THE PROBLEM » Transcribe the lines below, starting with the first line and going on through the line with "Localize each UI", both included. Leave the pictures out of your copy.

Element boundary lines
--------
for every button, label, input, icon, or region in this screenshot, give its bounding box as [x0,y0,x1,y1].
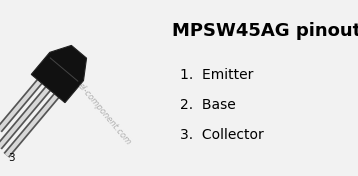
Text: 2.  Base: 2. Base [180,98,236,112]
Text: MPSW45AG pinout: MPSW45AG pinout [172,22,358,40]
Text: el-component.com: el-component.com [76,81,132,147]
Polygon shape [31,45,87,103]
Text: 3.  Collector: 3. Collector [180,128,264,142]
Text: 3: 3 [8,153,15,163]
Text: 1.  Emitter: 1. Emitter [180,68,253,82]
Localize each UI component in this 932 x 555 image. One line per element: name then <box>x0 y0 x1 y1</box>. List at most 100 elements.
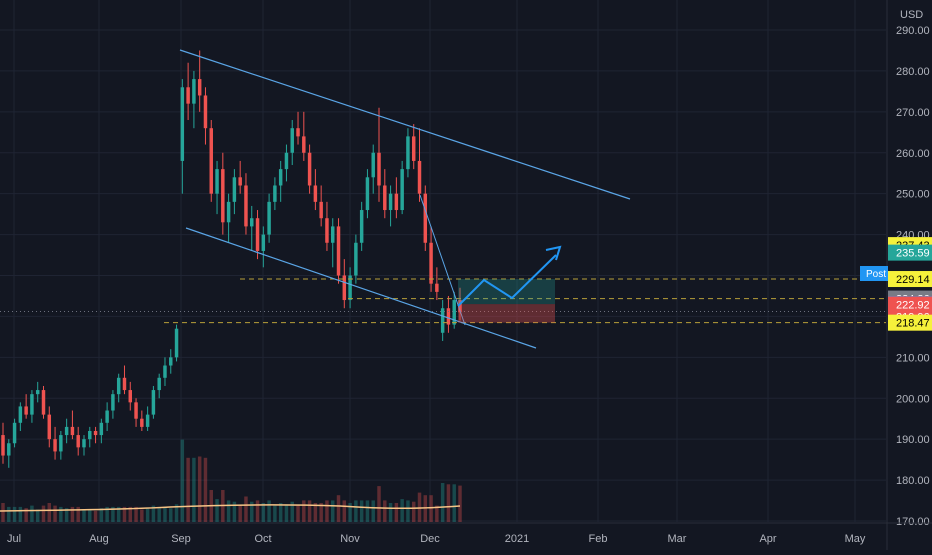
candle-body[interactable] <box>209 128 213 194</box>
candle-body[interactable] <box>47 414 52 440</box>
candle-body[interactable] <box>105 410 109 423</box>
candle-body[interactable] <box>116 377 121 395</box>
candle-body[interactable] <box>406 136 410 170</box>
candle-body[interactable] <box>278 169 283 186</box>
candle-body[interactable] <box>383 185 387 211</box>
candle-body[interactable] <box>342 275 347 301</box>
candle-body[interactable] <box>88 430 92 440</box>
candle-body[interactable] <box>400 169 404 211</box>
candle-body[interactable] <box>1 435 5 456</box>
candle-body[interactable] <box>203 95 208 129</box>
long-position-profit-zone[interactable] <box>458 279 555 305</box>
candle-body[interactable] <box>41 390 46 415</box>
candle-body[interactable] <box>12 422 17 444</box>
candle-body[interactable] <box>261 234 266 251</box>
volume-bar <box>163 506 167 522</box>
candle-body[interactable] <box>197 79 202 96</box>
long-position-loss-zone[interactable] <box>458 304 555 323</box>
candle-body[interactable] <box>250 218 254 227</box>
candle-body[interactable] <box>122 377 127 391</box>
candle-body[interactable] <box>180 87 185 161</box>
candle-body[interactable] <box>221 169 225 223</box>
drawings[interactable] <box>0 49 886 349</box>
candle-body[interactable] <box>411 136 416 161</box>
candle-body[interactable] <box>435 283 439 292</box>
volume-bar <box>70 506 75 522</box>
candle-body[interactable] <box>7 443 11 456</box>
candle-body[interactable] <box>163 365 167 378</box>
candle-body[interactable] <box>151 390 156 415</box>
candle-body[interactable] <box>232 177 237 202</box>
candle-body[interactable] <box>267 201 271 235</box>
candle-body[interactable] <box>296 128 300 137</box>
candle-body[interactable] <box>307 152 312 186</box>
trend-arrow-line[interactable] <box>419 194 466 326</box>
candle-body[interactable] <box>325 218 329 243</box>
candle-body[interactable] <box>423 193 428 243</box>
candle-body[interactable] <box>348 275 352 301</box>
candle-body[interactable] <box>93 430 98 436</box>
candle-body[interactable] <box>359 210 364 243</box>
candle-body[interactable] <box>64 426 69 436</box>
candle-body[interactable] <box>76 435 80 448</box>
channel-lower-line[interactable] <box>185 227 537 349</box>
candle-body[interactable] <box>215 169 219 194</box>
candle-body[interactable] <box>313 185 318 202</box>
candle-body[interactable] <box>18 406 23 423</box>
candle-body[interactable] <box>255 218 260 251</box>
candle-body[interactable] <box>145 414 150 427</box>
volume-bar <box>1 503 5 522</box>
candle-body[interactable] <box>186 87 190 104</box>
candle-body[interactable] <box>24 406 28 415</box>
candle-body[interactable] <box>99 422 104 436</box>
candle-body[interactable] <box>284 152 289 170</box>
candle-body[interactable] <box>336 226 341 276</box>
y-tick-label: 190.00 <box>896 434 930 446</box>
candle-body[interactable] <box>140 418 144 427</box>
candle-body[interactable] <box>394 193 399 211</box>
volume-bar <box>30 505 34 522</box>
candle-body[interactable] <box>377 152 381 186</box>
candles[interactable] <box>1 50 462 468</box>
time-axis[interactable]: Jul Aug Sep Oct Nov Dec 2021 Feb Mar Apr May <box>0 522 932 545</box>
candle-body[interactable] <box>440 308 445 333</box>
candle-body[interactable] <box>226 201 231 223</box>
candle-body[interactable] <box>111 394 115 411</box>
candle-body[interactable] <box>134 402 138 419</box>
candle-body[interactable] <box>238 177 242 186</box>
candle-body[interactable] <box>244 185 248 227</box>
channel-upper-line[interactable] <box>179 49 631 200</box>
candle-body[interactable] <box>35 390 40 395</box>
candle-body[interactable] <box>388 193 393 211</box>
candle-body[interactable] <box>302 136 306 153</box>
candle-body[interactable] <box>192 79 196 104</box>
candle-body[interactable] <box>157 377 161 391</box>
volume-bar <box>174 504 179 522</box>
candle-body[interactable] <box>429 242 433 284</box>
volume-bar <box>359 500 364 522</box>
candle-body[interactable] <box>128 390 133 403</box>
candle-body[interactable] <box>452 300 456 325</box>
candle-body[interactable] <box>273 185 277 202</box>
candle-body[interactable] <box>354 242 358 276</box>
projection-path[interactable] <box>457 254 557 307</box>
candle-body[interactable] <box>174 328 179 358</box>
candle-body[interactable] <box>59 435 63 452</box>
candle-body[interactable] <box>53 439 57 452</box>
candle-body[interactable] <box>458 300 462 313</box>
candle-body[interactable] <box>417 160 422 194</box>
candle-body[interactable] <box>290 128 294 153</box>
candle-body[interactable] <box>169 357 173 366</box>
candle-body[interactable] <box>371 152 375 178</box>
candle-body[interactable] <box>319 201 323 219</box>
candle-body[interactable] <box>446 308 451 325</box>
candle-body[interactable] <box>82 439 86 448</box>
candle-body[interactable] <box>330 226 335 243</box>
candle-body[interactable] <box>365 177 370 211</box>
candle-body[interactable] <box>70 426 75 436</box>
x-tick-label: May <box>845 533 866 545</box>
candle-body[interactable] <box>30 394 34 415</box>
y-tick-label: 210.00 <box>896 352 930 364</box>
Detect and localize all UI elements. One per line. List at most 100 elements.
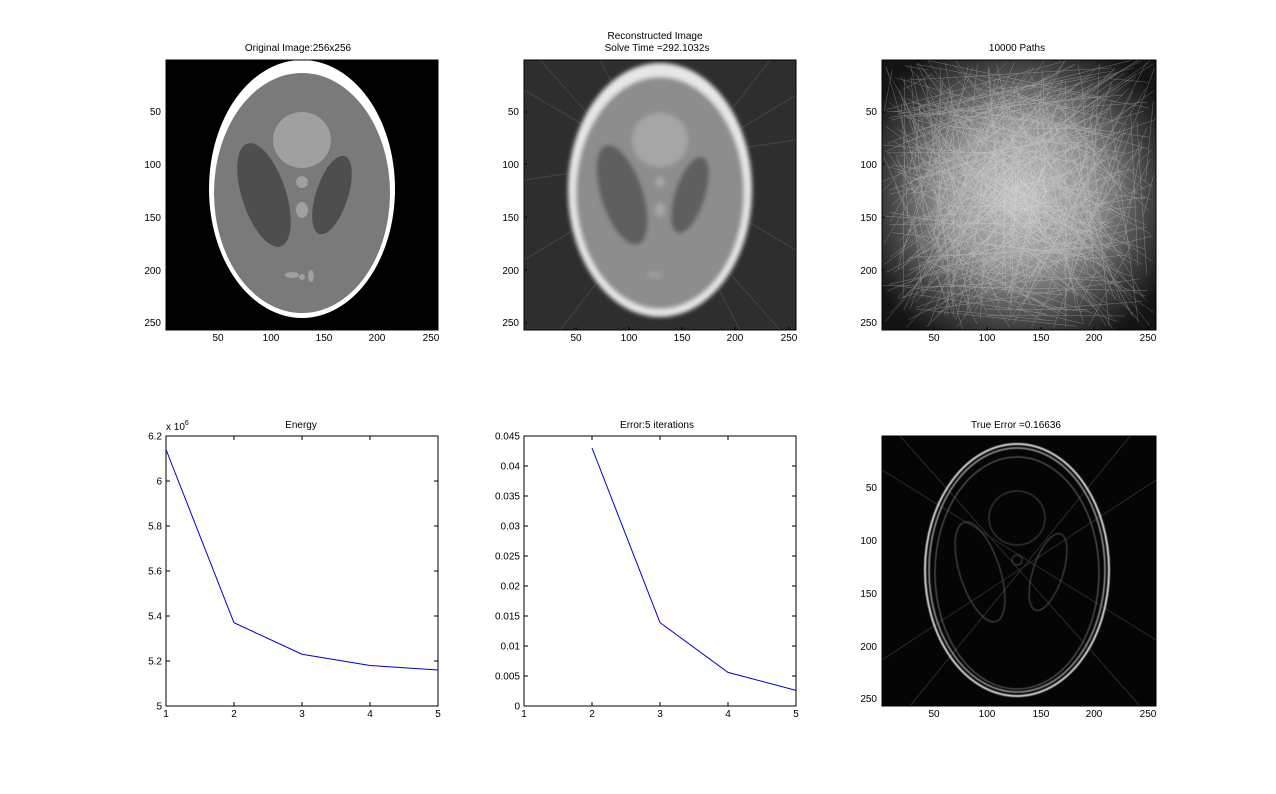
path-stroke — [1132, 247, 1153, 262]
path-stroke — [898, 90, 955, 253]
path-stroke — [956, 211, 1104, 278]
path-stroke — [958, 72, 1093, 194]
path-stroke — [1021, 171, 1102, 267]
path-stroke — [937, 60, 1066, 228]
path-stroke — [916, 75, 947, 146]
x-tick-label: 50 — [928, 709, 940, 720]
path-stroke — [956, 67, 1126, 181]
path-stroke — [906, 229, 1059, 314]
path-stroke — [931, 76, 1096, 107]
path-stroke — [1016, 85, 1043, 239]
path-stroke — [1048, 301, 1142, 309]
path-stroke — [950, 100, 997, 207]
x-tick-label: 250 — [1140, 709, 1157, 720]
path-stroke — [985, 308, 1089, 310]
path-stroke — [897, 129, 1019, 205]
path-stroke — [923, 66, 1031, 224]
path-stroke — [976, 220, 1014, 272]
path-stroke — [891, 284, 1084, 312]
path-stroke — [889, 221, 1110, 225]
path-stroke — [904, 98, 923, 149]
path-stroke — [894, 77, 1149, 149]
path-stroke — [897, 230, 915, 256]
path-stroke — [906, 178, 1043, 328]
path-stroke — [906, 67, 1112, 81]
path-stroke — [1107, 168, 1136, 175]
path-stroke — [887, 151, 922, 202]
path-stroke — [990, 78, 996, 113]
path-stroke — [954, 95, 1086, 125]
x-axis-ticks: 50 100 150 200 250 — [570, 333, 797, 344]
path-stroke — [937, 80, 1109, 228]
path-stroke — [898, 241, 1077, 299]
path-stroke — [1043, 78, 1046, 252]
path-stroke — [914, 170, 1122, 257]
path-stroke — [918, 103, 1083, 281]
path-stroke — [964, 171, 1080, 200]
path-stroke — [1004, 167, 1107, 327]
path-stroke — [1010, 66, 1100, 140]
path-stroke — [1015, 220, 1113, 276]
path-stroke — [1075, 127, 1148, 284]
path-stroke — [906, 65, 1118, 278]
path-stroke — [943, 92, 1050, 213]
path-stroke — [1061, 143, 1124, 198]
path-stroke — [915, 128, 1097, 270]
path-stroke — [940, 166, 1071, 260]
y-tick-label: 150 — [860, 213, 877, 224]
path-stroke — [911, 102, 1149, 138]
path-stroke — [890, 60, 1132, 121]
y-tick-label: 150 — [860, 589, 877, 600]
path-stroke — [909, 148, 914, 172]
y-tick-label: 50 — [866, 107, 878, 118]
path-stroke — [928, 247, 1089, 269]
path-stroke — [921, 125, 1132, 264]
path-stroke — [1077, 64, 1087, 107]
path-stroke — [933, 304, 947, 321]
path-stroke — [894, 184, 933, 273]
path-stroke — [883, 157, 956, 319]
path-stroke — [916, 63, 1150, 109]
path-stroke — [913, 125, 1017, 212]
path-stroke — [941, 99, 1063, 297]
path-stroke — [1090, 116, 1110, 326]
path-stroke — [926, 278, 1140, 311]
x-tick-label: 100 — [621, 333, 638, 344]
x-tick-label: 200 — [1086, 709, 1103, 720]
path-stroke — [888, 266, 967, 285]
y-tick-label: 0.045 — [495, 432, 520, 443]
path-stroke — [981, 164, 1017, 227]
x-tick-label: 150 — [316, 333, 333, 344]
y-tick-label: 0.015 — [495, 612, 520, 623]
path-stroke — [1073, 148, 1143, 212]
path-stroke — [956, 107, 1004, 320]
path-stroke — [1020, 264, 1042, 269]
x-tick-label: 4 — [725, 709, 731, 720]
path-stroke — [987, 65, 998, 182]
path-stroke — [1142, 175, 1154, 218]
path-stroke — [908, 61, 1151, 233]
path-stroke — [1014, 88, 1146, 302]
path-stroke — [1064, 72, 1125, 117]
path-stroke — [930, 73, 1140, 323]
energy-series-line — [165, 449, 439, 671]
path-stroke — [1032, 83, 1059, 153]
path-stroke — [1100, 172, 1117, 197]
path-stroke — [932, 198, 1027, 292]
x-tick-label: 200 — [1086, 333, 1103, 344]
path-stroke — [914, 143, 1001, 304]
path-stroke — [1039, 254, 1131, 264]
path-stroke — [893, 141, 1108, 271]
path-stroke — [1026, 202, 1109, 261]
path-stroke — [882, 284, 1148, 291]
panel-title: Error:5 iterations — [620, 420, 694, 431]
path-stroke — [956, 108, 1114, 136]
path-stroke — [996, 135, 1067, 209]
path-stroke — [1078, 183, 1121, 299]
path-stroke — [1054, 123, 1095, 239]
path-stroke — [899, 93, 951, 191]
path-stroke — [923, 164, 1001, 294]
path-stroke — [982, 116, 1151, 201]
true-error-panel: True Error =0.16636 — [860, 420, 1156, 720]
--------
EXERCISE OUTPUT »
for every button, label, input, icon, or region in this screenshot, give its bounding box as [x0,y0,x1,y1].
Text: 2.  Base: 2. Base [180,98,236,112]
Text: MPSW45AG pinout: MPSW45AG pinout [172,22,358,40]
Text: el-component.com: el-component.com [76,81,132,147]
Polygon shape [31,45,87,103]
Text: 3.  Collector: 3. Collector [180,128,264,142]
Text: 3: 3 [8,153,15,163]
Text: 1.  Emitter: 1. Emitter [180,68,253,82]
Localize each UI component in this 932 x 555 image. One line per element: name then <box>x0 y0 x1 y1</box>. List at most 100 elements.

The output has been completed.